Records that describe figures:
++++++++

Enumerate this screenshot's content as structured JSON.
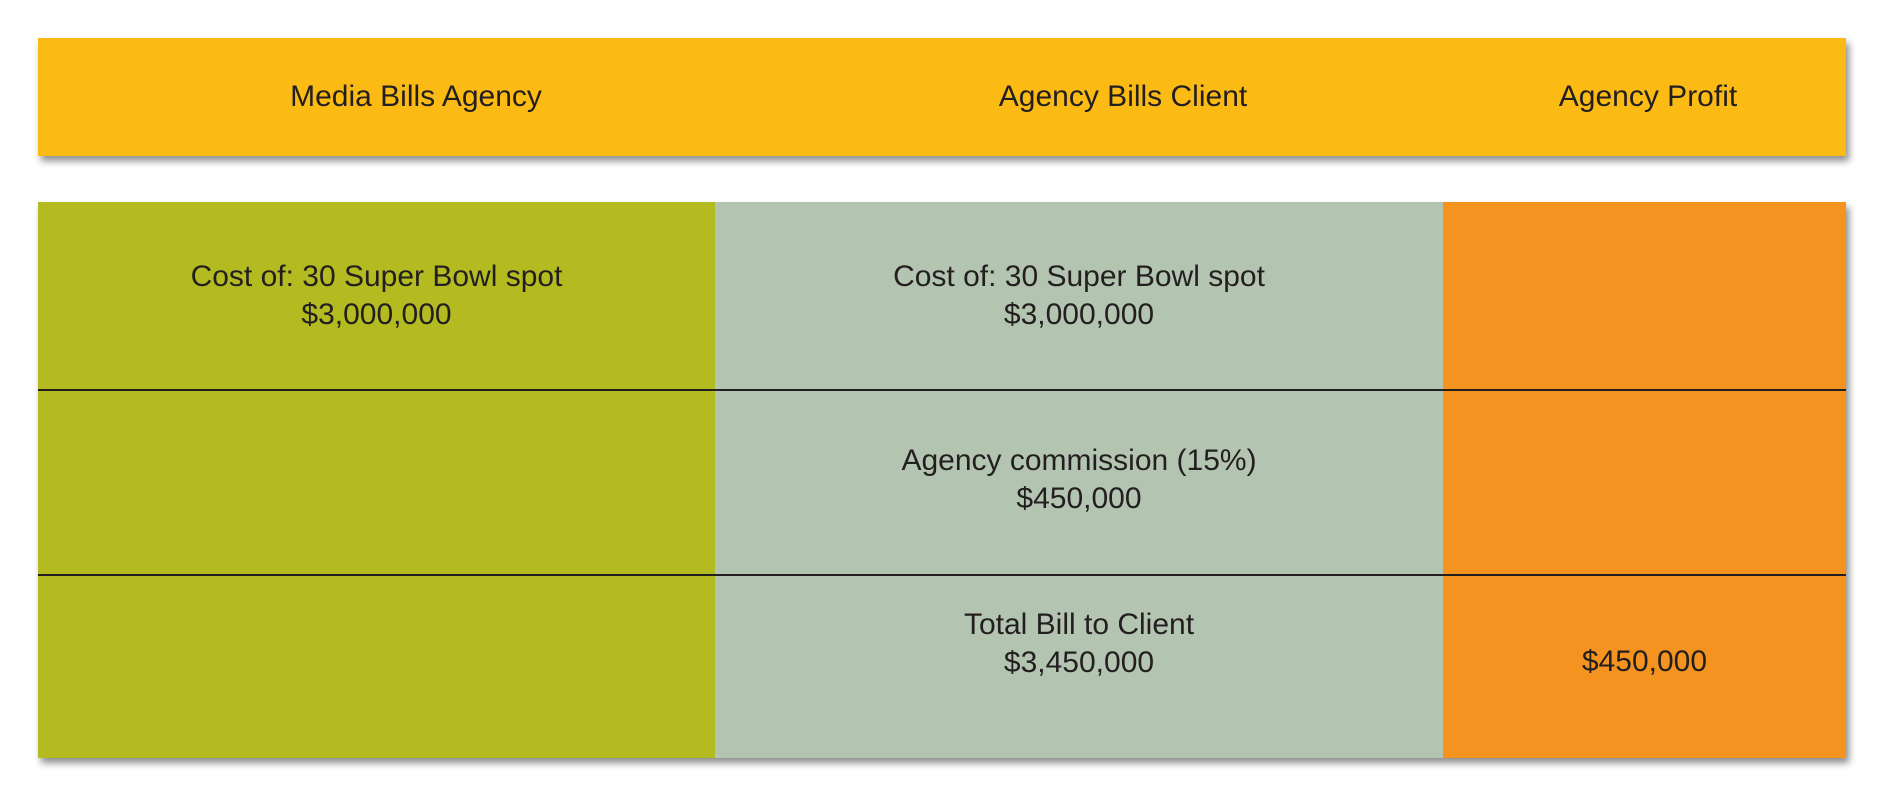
{
  "header": {
    "media_bills_agency": "Media Bills Agency",
    "agency_bills_client": "Agency Bills Client",
    "agency_profit": "Agency Profit"
  },
  "rows": [
    {
      "media": {
        "label": "Cost of: 30 Super Bowl spot",
        "amount": "$3,000,000"
      },
      "client": {
        "label": "Cost of: 30 Super Bowl spot",
        "amount": "$3,000,000"
      },
      "profit": {
        "amount": ""
      }
    },
    {
      "media": {
        "label": "",
        "amount": ""
      },
      "client": {
        "label": "Agency commission (15%)",
        "amount": "$450,000"
      },
      "profit": {
        "amount": ""
      }
    },
    {
      "media": {
        "label": "",
        "amount": ""
      },
      "client": {
        "label": "Total Bill to Client",
        "amount": "$3,450,000"
      },
      "profit": {
        "amount": "$450,000"
      }
    }
  ],
  "colors": {
    "header": "#fcbb14",
    "media_column": "#b3bb21",
    "client_column": "#b3c4b0",
    "profit_column": "#f4931f",
    "divider": "#231f20"
  }
}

++++++++

■ Short exercise ■
Each entry above is to be written out again unchanged, apart from the pictures, which are left out.

■ Written reply ■
Enumerate this screenshot's content as structured JSON.
{
  "header": {
    "media_bills_agency": "Media Bills Agency",
    "agency_bills_client": "Agency Bills Client",
    "agency_profit": "Agency Profit"
  },
  "rows": [
    {
      "media": {
        "label": "Cost of: 30 Super Bowl spot",
        "amount": "$3,000,000"
      },
      "client": {
        "label": "Cost of: 30 Super Bowl spot",
        "amount": "$3,000,000"
      },
      "profit": {
        "amount": ""
      }
    },
    {
      "media": {
        "label": "",
        "amount": ""
      },
      "client": {
        "label": "Agency commission (15%)",
        "amount": "$450,000"
      },
      "profit": {
        "amount": ""
      }
    },
    {
      "media": {
        "label": "",
        "amount": ""
      },
      "client": {
        "label": "Total Bill to Client",
        "amount": "$3,450,000"
      },
      "profit": {
        "amount": "$450,000"
      }
    }
  ],
  "colors": {
    "header": "#fcbb14",
    "media_column": "#b3bb21",
    "client_column": "#b3c4b0",
    "profit_column": "#f4931f",
    "divider": "#231f20"
  }
}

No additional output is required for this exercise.